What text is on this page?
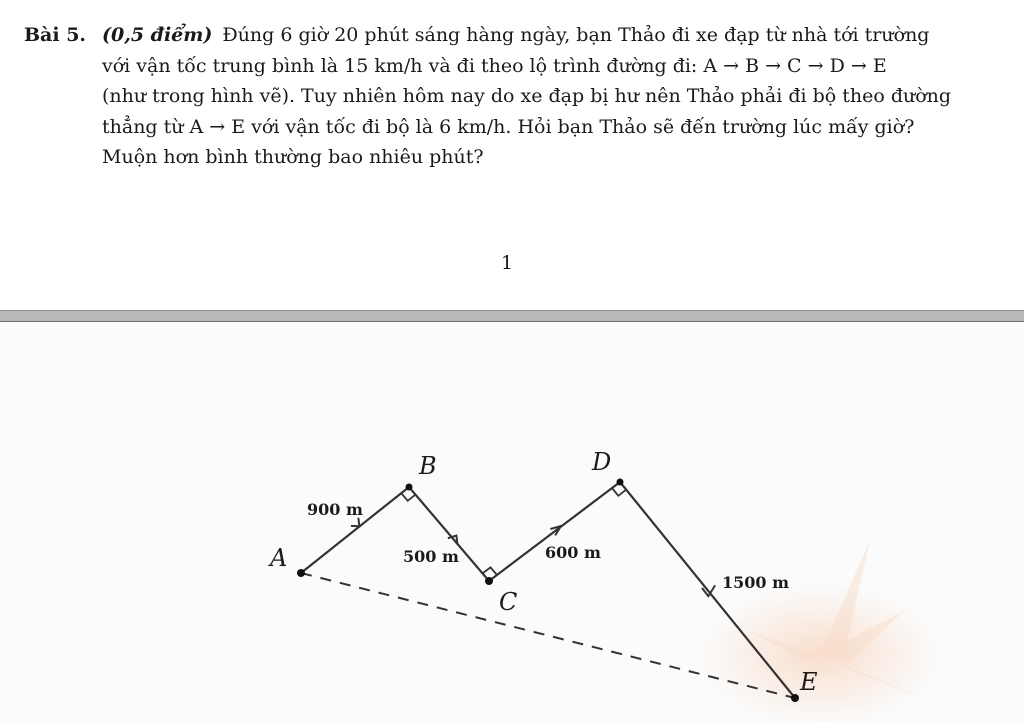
Bài 5. (0,5 điểm) Đúng 6 giờ 20 phút sáng hàng ngày, bạn Thảo đi xe đạp từ nhà tới trường
với vận tốc trung bình là 15 km/h và đi theo lộ trình đường đi: A → B → C → D → E
(như trong hình vẽ). Tuy nhiên hôm nay do xe đạp bị hư nên Thảo phải đi bộ theo đường
thẳng từ A → E với vận tốc đi bộ là 6 km/h. Hỏi bạn Thảo sẽ đến trường lúc mấy giờ?
Muộn hơn bình thường bao nhiêu phút?
1
A
B
C
D
E
900 m
500 m	600 m
1500 m
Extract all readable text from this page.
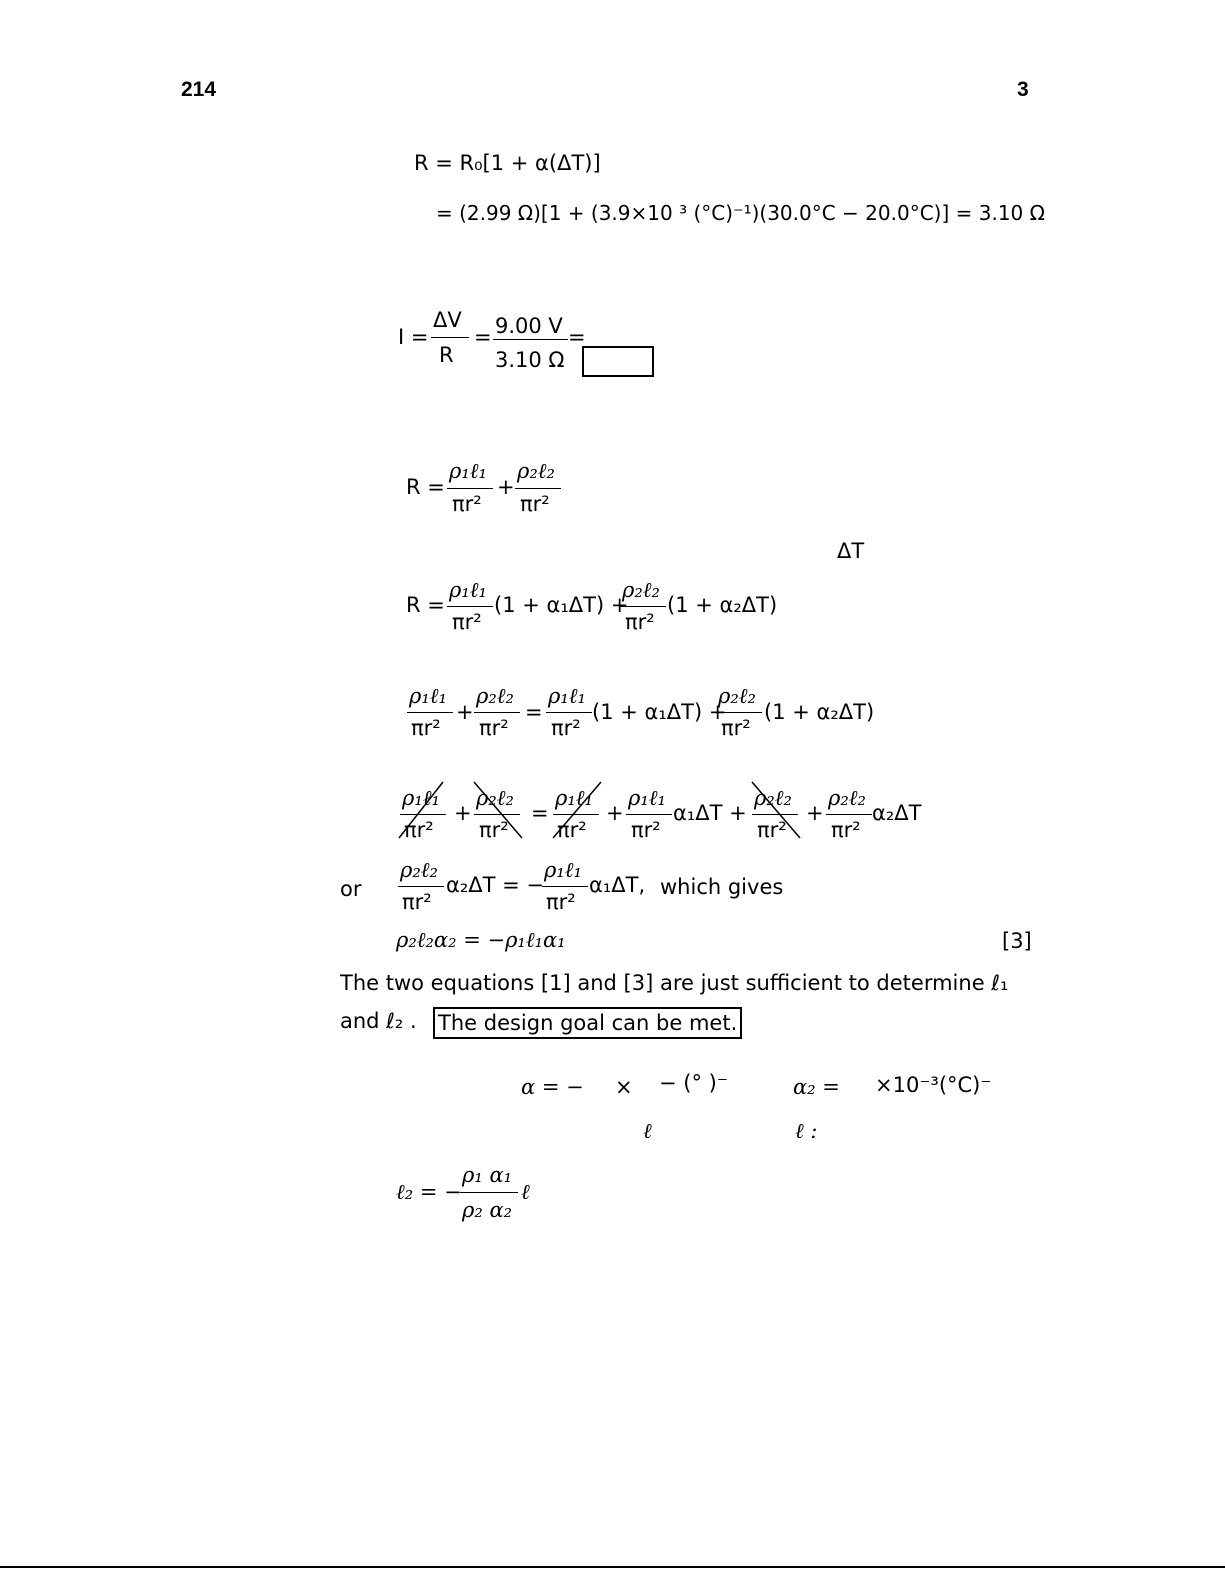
214	3
R = R₀[1 + α(ΔT)]
= (2.99 Ω)[1 + (3.9×10 ³ (°C)⁻¹)(30.0°C − 20.0°C)] = 3.10 Ω
I =
ΔV
R
= 9.00 V
3.10 Ω
=
R =
ρ₁ℓ₁
πr²
+
ρ₂ℓ₂
πr²
ΔT
R =
ρ₁ℓ₁
πr²
(1 + α₁ΔT) +
ρ₂ℓ₂
πr²
(1 + α₂ΔT)
ρ₁ℓ₁
πr²
+
ρ₂ℓ₂
πr²
=
ρ₁ℓ₁
πr²
(1 + α₁ΔT) +
ρ₂ℓ₂
πr²
(1 + α₂ΔT)
ρ₁ℓ₁
πr²
+
ρ₂ℓ₂
πr²
=
ρ₁ℓ₁
πr²
+
ρ₁ℓ₁
πr²
α₁ΔT +
ρ₂ℓ₂
πr²
+
ρ₂ℓ₂
πr²
α₂ΔT
or
ρ₂ℓ₂
πr²
α₂ΔT = −
ρ₁ℓ₁
πr²
α₁ΔT, which gives
ρ₂ℓ₂α₂ = −ρ₁ℓ₁α₁	[3]
The two equations [1] and [3] are just sufficient to determine ℓ₁
and ℓ₂ . The design goal can be met.
α = − × − (° )⁻	α₂ = ×10⁻³(°C)⁻
ℓ	ℓ :
ℓ₂ = −
ρ₁ α₁
ρ₂ α₂
ℓ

★ ★ ★ ★ ★ ★ ★

WHAT TO PRODUCE => Your task is to transcribe all of the records precisely, with no images included.

ANSWER TO THIS PROBLEM =>
What text is on this page?
Bài 5. (0,5 điểm) Đúng 6 giờ 20 phút sáng hàng ngày, bạn Thảo đi xe đạp từ nhà tới trường
với vận tốc trung bình là 15 km/h và đi theo lộ trình đường đi: A → B → C → D → E
(như trong hình vẽ). Tuy nhiên hôm nay do xe đạp bị hư nên Thảo phải đi bộ theo đường
thẳng từ A → E với vận tốc đi bộ là 6 km/h. Hỏi bạn Thảo sẽ đến trường lúc mấy giờ?
Muộn hơn bình thường bao nhiêu phút?
1
A
B
C
D
E
900 m
500 m	600 m
1500 m
Extract all readable text from this page.
214	3
R = R₀[1 + α(ΔT)]
= (2.99 Ω)[1 + (3.9×10 ³ (°C)⁻¹)(30.0°C − 20.0°C)] = 3.10 Ω
I =
ΔV
R
= 9.00 V
3.10 Ω
=
R =
ρ₁ℓ₁
πr²
+
ρ₂ℓ₂
πr²
ΔT
R =
ρ₁ℓ₁
πr²
(1 + α₁ΔT) +
ρ₂ℓ₂
πr²
(1 + α₂ΔT)
ρ₁ℓ₁
πr²
+
ρ₂ℓ₂
πr²
=
ρ₁ℓ₁
πr²
(1 + α₁ΔT) +
ρ₂ℓ₂
πr²
(1 + α₂ΔT)
ρ₁ℓ₁
πr²
+
ρ₂ℓ₂
πr²
=
ρ₁ℓ₁
πr²
+
ρ₁ℓ₁
πr²
α₁ΔT +
ρ₂ℓ₂
πr²
+
ρ₂ℓ₂
πr²
α₂ΔT
or
ρ₂ℓ₂
πr²
α₂ΔT = −
ρ₁ℓ₁
πr²
α₁ΔT, which gives
ρ₂ℓ₂α₂ = −ρ₁ℓ₁α₁	[3]
The two equations [1] and [3] are just sufficient to determine ℓ₁
and ℓ₂ . The design goal can be met.
α = − × − (° )⁻	α₂ = ×10⁻³(°C)⁻
ℓ	ℓ :
ℓ₂ = −
ρ₁ α₁
ρ₂ α₂
ℓ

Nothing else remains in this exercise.